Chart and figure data
········

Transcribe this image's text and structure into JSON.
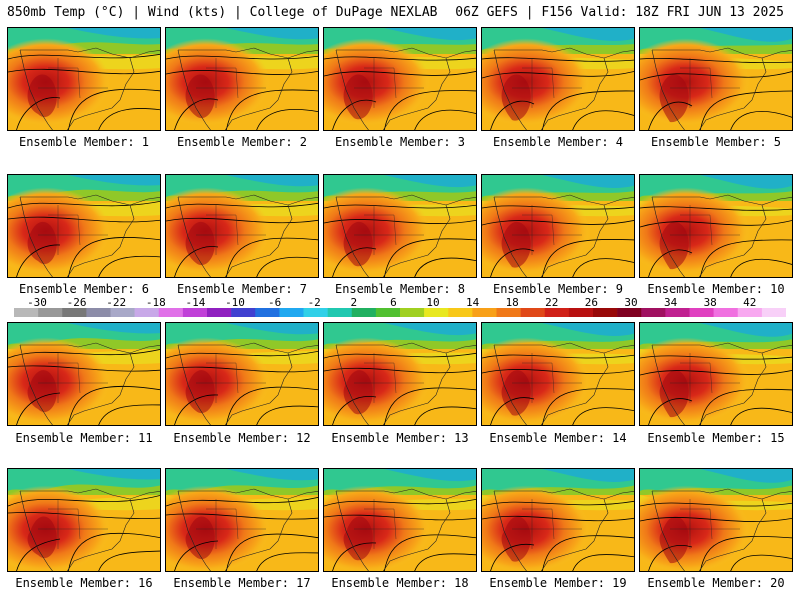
{
  "header": {
    "title_left": "850mb Temp (°C) | Wind (kts) | College of DuPage NEXLAB",
    "title_right": "06Z GEFS | F156 Valid: 18Z FRI JUN 13 2025"
  },
  "panels": [
    {
      "caption": "Ensemble Member: 1"
    },
    {
      "caption": "Ensemble Member: 2"
    },
    {
      "caption": "Ensemble Member: 3"
    },
    {
      "caption": "Ensemble Member: 4"
    },
    {
      "caption": "Ensemble Member: 5"
    },
    {
      "caption": "Ensemble Member: 6"
    },
    {
      "caption": "Ensemble Member: 7"
    },
    {
      "caption": "Ensemble Member: 8"
    },
    {
      "caption": "Ensemble Member: 9"
    },
    {
      "caption": "Ensemble Member: 10"
    },
    {
      "caption": "Ensemble Member: 11"
    },
    {
      "caption": "Ensemble Member: 12"
    },
    {
      "caption": "Ensemble Member: 13"
    },
    {
      "caption": "Ensemble Member: 14"
    },
    {
      "caption": "Ensemble Member: 15"
    },
    {
      "caption": "Ensemble Member: 16"
    },
    {
      "caption": "Ensemble Member: 17"
    },
    {
      "caption": "Ensemble Member: 18"
    },
    {
      "caption": "Ensemble Member: 19"
    },
    {
      "caption": "Ensemble Member: 20"
    }
  ],
  "colorbar": {
    "labels": [
      "-30",
      "-26",
      "-22",
      "-18",
      "-14",
      "-10",
      "-6",
      "-2",
      "2",
      "6",
      "10",
      "14",
      "18",
      "22",
      "26",
      "30",
      "34",
      "38",
      "42"
    ],
    "colors": [
      "#b8b8b8",
      "#989898",
      "#787878",
      "#8c8ca8",
      "#a8a8c8",
      "#c8a8e8",
      "#e070e8",
      "#c040d8",
      "#9020c0",
      "#4040d0",
      "#2070e0",
      "#20a8f0",
      "#30d0e8",
      "#20c8b0",
      "#20b060",
      "#50c030",
      "#a0d020",
      "#e8e820",
      "#f8c818",
      "#f8a018",
      "#f07818",
      "#e04818",
      "#d02018",
      "#b81010",
      "#980808",
      "#800020",
      "#a01060",
      "#c02090",
      "#e040c0",
      "#f070e0",
      "#f8a8f0",
      "#f8d0f8"
    ]
  }
}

········

Stated problem. Drop the images and quote the entries word for word.

Reply to the task.
Transcribe this image's text and structure into JSON.
{
  "header": {
    "title_left": "850mb Temp (°C) | Wind (kts) | College of DuPage NEXLAB",
    "title_right": "06Z GEFS | F156 Valid: 18Z FRI JUN 13 2025"
  },
  "panels": [
    {
      "caption": "Ensemble Member: 1"
    },
    {
      "caption": "Ensemble Member: 2"
    },
    {
      "caption": "Ensemble Member: 3"
    },
    {
      "caption": "Ensemble Member: 4"
    },
    {
      "caption": "Ensemble Member: 5"
    },
    {
      "caption": "Ensemble Member: 6"
    },
    {
      "caption": "Ensemble Member: 7"
    },
    {
      "caption": "Ensemble Member: 8"
    },
    {
      "caption": "Ensemble Member: 9"
    },
    {
      "caption": "Ensemble Member: 10"
    },
    {
      "caption": "Ensemble Member: 11"
    },
    {
      "caption": "Ensemble Member: 12"
    },
    {
      "caption": "Ensemble Member: 13"
    },
    {
      "caption": "Ensemble Member: 14"
    },
    {
      "caption": "Ensemble Member: 15"
    },
    {
      "caption": "Ensemble Member: 16"
    },
    {
      "caption": "Ensemble Member: 17"
    },
    {
      "caption": "Ensemble Member: 18"
    },
    {
      "caption": "Ensemble Member: 19"
    },
    {
      "caption": "Ensemble Member: 20"
    }
  ],
  "colorbar": {
    "labels": [
      "-30",
      "-26",
      "-22",
      "-18",
      "-14",
      "-10",
      "-6",
      "-2",
      "2",
      "6",
      "10",
      "14",
      "18",
      "22",
      "26",
      "30",
      "34",
      "38",
      "42"
    ],
    "colors": [
      "#b8b8b8",
      "#989898",
      "#787878",
      "#8c8ca8",
      "#a8a8c8",
      "#c8a8e8",
      "#e070e8",
      "#c040d8",
      "#9020c0",
      "#4040d0",
      "#2070e0",
      "#20a8f0",
      "#30d0e8",
      "#20c8b0",
      "#20b060",
      "#50c030",
      "#a0d020",
      "#e8e820",
      "#f8c818",
      "#f8a018",
      "#f07818",
      "#e04818",
      "#d02018",
      "#b81010",
      "#980808",
      "#800020",
      "#a01060",
      "#c02090",
      "#e040c0",
      "#f070e0",
      "#f8a8f0",
      "#f8d0f8"
    ]
  }
}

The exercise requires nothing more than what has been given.